* [INPUT RECORDS]
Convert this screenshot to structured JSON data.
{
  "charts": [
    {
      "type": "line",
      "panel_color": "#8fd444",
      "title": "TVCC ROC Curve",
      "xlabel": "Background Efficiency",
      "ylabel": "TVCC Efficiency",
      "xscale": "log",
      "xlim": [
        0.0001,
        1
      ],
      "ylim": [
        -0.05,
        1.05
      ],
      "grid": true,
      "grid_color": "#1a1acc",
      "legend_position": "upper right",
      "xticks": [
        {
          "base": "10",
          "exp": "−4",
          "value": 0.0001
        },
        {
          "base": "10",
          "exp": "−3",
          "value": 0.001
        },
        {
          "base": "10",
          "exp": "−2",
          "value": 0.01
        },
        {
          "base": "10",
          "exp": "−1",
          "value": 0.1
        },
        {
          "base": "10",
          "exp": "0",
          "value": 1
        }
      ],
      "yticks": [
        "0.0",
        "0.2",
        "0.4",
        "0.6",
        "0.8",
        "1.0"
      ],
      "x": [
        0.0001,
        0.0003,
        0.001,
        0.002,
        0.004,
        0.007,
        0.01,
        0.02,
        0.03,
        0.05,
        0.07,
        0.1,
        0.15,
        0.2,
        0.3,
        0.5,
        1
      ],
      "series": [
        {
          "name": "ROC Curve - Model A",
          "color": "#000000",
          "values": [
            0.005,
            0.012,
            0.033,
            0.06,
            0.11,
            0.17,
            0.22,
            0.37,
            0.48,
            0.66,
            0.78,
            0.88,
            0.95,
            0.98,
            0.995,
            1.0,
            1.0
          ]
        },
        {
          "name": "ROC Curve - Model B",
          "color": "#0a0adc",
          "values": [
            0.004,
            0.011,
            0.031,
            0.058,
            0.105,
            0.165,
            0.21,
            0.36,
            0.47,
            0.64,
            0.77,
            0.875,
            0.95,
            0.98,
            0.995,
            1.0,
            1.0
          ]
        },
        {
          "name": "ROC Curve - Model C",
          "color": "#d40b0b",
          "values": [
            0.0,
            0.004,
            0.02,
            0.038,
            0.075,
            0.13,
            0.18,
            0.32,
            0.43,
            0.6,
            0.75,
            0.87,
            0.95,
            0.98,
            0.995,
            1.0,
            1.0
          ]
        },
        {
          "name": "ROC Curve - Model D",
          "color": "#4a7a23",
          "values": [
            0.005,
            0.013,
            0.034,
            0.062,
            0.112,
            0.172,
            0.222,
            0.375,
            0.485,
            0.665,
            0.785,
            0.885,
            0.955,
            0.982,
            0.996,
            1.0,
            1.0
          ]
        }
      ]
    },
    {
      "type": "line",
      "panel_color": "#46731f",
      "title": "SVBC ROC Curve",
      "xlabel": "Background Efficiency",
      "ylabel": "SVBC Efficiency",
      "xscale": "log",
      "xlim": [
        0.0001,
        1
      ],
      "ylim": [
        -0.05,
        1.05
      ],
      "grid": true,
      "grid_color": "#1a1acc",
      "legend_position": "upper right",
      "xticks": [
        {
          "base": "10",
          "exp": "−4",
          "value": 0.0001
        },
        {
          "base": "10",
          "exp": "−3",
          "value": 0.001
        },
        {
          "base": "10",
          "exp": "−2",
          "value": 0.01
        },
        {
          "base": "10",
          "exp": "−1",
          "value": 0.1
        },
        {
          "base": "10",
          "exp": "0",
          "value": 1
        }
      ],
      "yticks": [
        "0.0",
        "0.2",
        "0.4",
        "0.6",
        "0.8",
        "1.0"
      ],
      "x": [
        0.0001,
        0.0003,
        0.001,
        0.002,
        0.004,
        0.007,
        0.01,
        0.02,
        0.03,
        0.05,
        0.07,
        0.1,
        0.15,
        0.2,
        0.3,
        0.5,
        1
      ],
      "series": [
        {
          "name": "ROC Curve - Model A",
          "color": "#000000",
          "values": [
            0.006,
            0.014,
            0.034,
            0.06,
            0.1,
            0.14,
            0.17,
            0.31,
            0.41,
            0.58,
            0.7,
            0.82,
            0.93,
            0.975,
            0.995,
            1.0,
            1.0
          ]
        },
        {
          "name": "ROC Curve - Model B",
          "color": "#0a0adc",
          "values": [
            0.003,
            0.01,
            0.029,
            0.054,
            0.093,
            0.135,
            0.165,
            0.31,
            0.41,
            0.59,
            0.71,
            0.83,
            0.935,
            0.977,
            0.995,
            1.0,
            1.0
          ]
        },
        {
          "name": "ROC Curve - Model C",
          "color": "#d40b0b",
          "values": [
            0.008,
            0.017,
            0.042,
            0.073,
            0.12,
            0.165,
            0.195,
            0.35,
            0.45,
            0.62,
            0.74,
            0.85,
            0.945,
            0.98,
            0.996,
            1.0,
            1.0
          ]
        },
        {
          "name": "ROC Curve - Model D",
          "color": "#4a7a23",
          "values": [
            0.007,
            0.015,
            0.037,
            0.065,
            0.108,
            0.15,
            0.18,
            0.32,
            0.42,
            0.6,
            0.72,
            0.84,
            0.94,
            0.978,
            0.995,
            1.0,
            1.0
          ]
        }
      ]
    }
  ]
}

* [TO DO] Go through the listing and print each line exactly as it appears.

* [THE ANSWER]
Convert this screenshot to structured JSON data.
{
  "charts": [
    {
      "type": "line",
      "panel_color": "#8fd444",
      "title": "TVCC ROC Curve",
      "xlabel": "Background Efficiency",
      "ylabel": "TVCC Efficiency",
      "xscale": "log",
      "xlim": [
        0.0001,
        1
      ],
      "ylim": [
        -0.05,
        1.05
      ],
      "grid": true,
      "grid_color": "#1a1acc",
      "legend_position": "upper right",
      "xticks": [
        {
          "base": "10",
          "exp": "−4",
          "value": 0.0001
        },
        {
          "base": "10",
          "exp": "−3",
          "value": 0.001
        },
        {
          "base": "10",
          "exp": "−2",
          "value": 0.01
        },
        {
          "base": "10",
          "exp": "−1",
          "value": 0.1
        },
        {
          "base": "10",
          "exp": "0",
          "value": 1
        }
      ],
      "yticks": [
        "0.0",
        "0.2",
        "0.4",
        "0.6",
        "0.8",
        "1.0"
      ],
      "x": [
        0.0001,
        0.0003,
        0.001,
        0.002,
        0.004,
        0.007,
        0.01,
        0.02,
        0.03,
        0.05,
        0.07,
        0.1,
        0.15,
        0.2,
        0.3,
        0.5,
        1
      ],
      "series": [
        {
          "name": "ROC Curve - Model A",
          "color": "#000000",
          "values": [
            0.005,
            0.012,
            0.033,
            0.06,
            0.11,
            0.17,
            0.22,
            0.37,
            0.48,
            0.66,
            0.78,
            0.88,
            0.95,
            0.98,
            0.995,
            1.0,
            1.0
          ]
        },
        {
          "name": "ROC Curve - Model B",
          "color": "#0a0adc",
          "values": [
            0.004,
            0.011,
            0.031,
            0.058,
            0.105,
            0.165,
            0.21,
            0.36,
            0.47,
            0.64,
            0.77,
            0.875,
            0.95,
            0.98,
            0.995,
            1.0,
            1.0
          ]
        },
        {
          "name": "ROC Curve - Model C",
          "color": "#d40b0b",
          "values": [
            0.0,
            0.004,
            0.02,
            0.038,
            0.075,
            0.13,
            0.18,
            0.32,
            0.43,
            0.6,
            0.75,
            0.87,
            0.95,
            0.98,
            0.995,
            1.0,
            1.0
          ]
        },
        {
          "name": "ROC Curve - Model D",
          "color": "#4a7a23",
          "values": [
            0.005,
            0.013,
            0.034,
            0.062,
            0.112,
            0.172,
            0.222,
            0.375,
            0.485,
            0.665,
            0.785,
            0.885,
            0.955,
            0.982,
            0.996,
            1.0,
            1.0
          ]
        }
      ]
    },
    {
      "type": "line",
      "panel_color": "#46731f",
      "title": "SVBC ROC Curve",
      "xlabel": "Background Efficiency",
      "ylabel": "SVBC Efficiency",
      "xscale": "log",
      "xlim": [
        0.0001,
        1
      ],
      "ylim": [
        -0.05,
        1.05
      ],
      "grid": true,
      "grid_color": "#1a1acc",
      "legend_position": "upper right",
      "xticks": [
        {
          "base": "10",
          "exp": "−4",
          "value": 0.0001
        },
        {
          "base": "10",
          "exp": "−3",
          "value": 0.001
        },
        {
          "base": "10",
          "exp": "−2",
          "value": 0.01
        },
        {
          "base": "10",
          "exp": "−1",
          "value": 0.1
        },
        {
          "base": "10",
          "exp": "0",
          "value": 1
        }
      ],
      "yticks": [
        "0.0",
        "0.2",
        "0.4",
        "0.6",
        "0.8",
        "1.0"
      ],
      "x": [
        0.0001,
        0.0003,
        0.001,
        0.002,
        0.004,
        0.007,
        0.01,
        0.02,
        0.03,
        0.05,
        0.07,
        0.1,
        0.15,
        0.2,
        0.3,
        0.5,
        1
      ],
      "series": [
        {
          "name": "ROC Curve - Model A",
          "color": "#000000",
          "values": [
            0.006,
            0.014,
            0.034,
            0.06,
            0.1,
            0.14,
            0.17,
            0.31,
            0.41,
            0.58,
            0.7,
            0.82,
            0.93,
            0.975,
            0.995,
            1.0,
            1.0
          ]
        },
        {
          "name": "ROC Curve - Model B",
          "color": "#0a0adc",
          "values": [
            0.003,
            0.01,
            0.029,
            0.054,
            0.093,
            0.135,
            0.165,
            0.31,
            0.41,
            0.59,
            0.71,
            0.83,
            0.935,
            0.977,
            0.995,
            1.0,
            1.0
          ]
        },
        {
          "name": "ROC Curve - Model C",
          "color": "#d40b0b",
          "values": [
            0.008,
            0.017,
            0.042,
            0.073,
            0.12,
            0.165,
            0.195,
            0.35,
            0.45,
            0.62,
            0.74,
            0.85,
            0.945,
            0.98,
            0.996,
            1.0,
            1.0
          ]
        },
        {
          "name": "ROC Curve - Model D",
          "color": "#4a7a23",
          "values": [
            0.007,
            0.015,
            0.037,
            0.065,
            0.108,
            0.15,
            0.18,
            0.32,
            0.42,
            0.6,
            0.72,
            0.84,
            0.94,
            0.978,
            0.995,
            1.0,
            1.0
          ]
        }
      ]
    }
  ]
}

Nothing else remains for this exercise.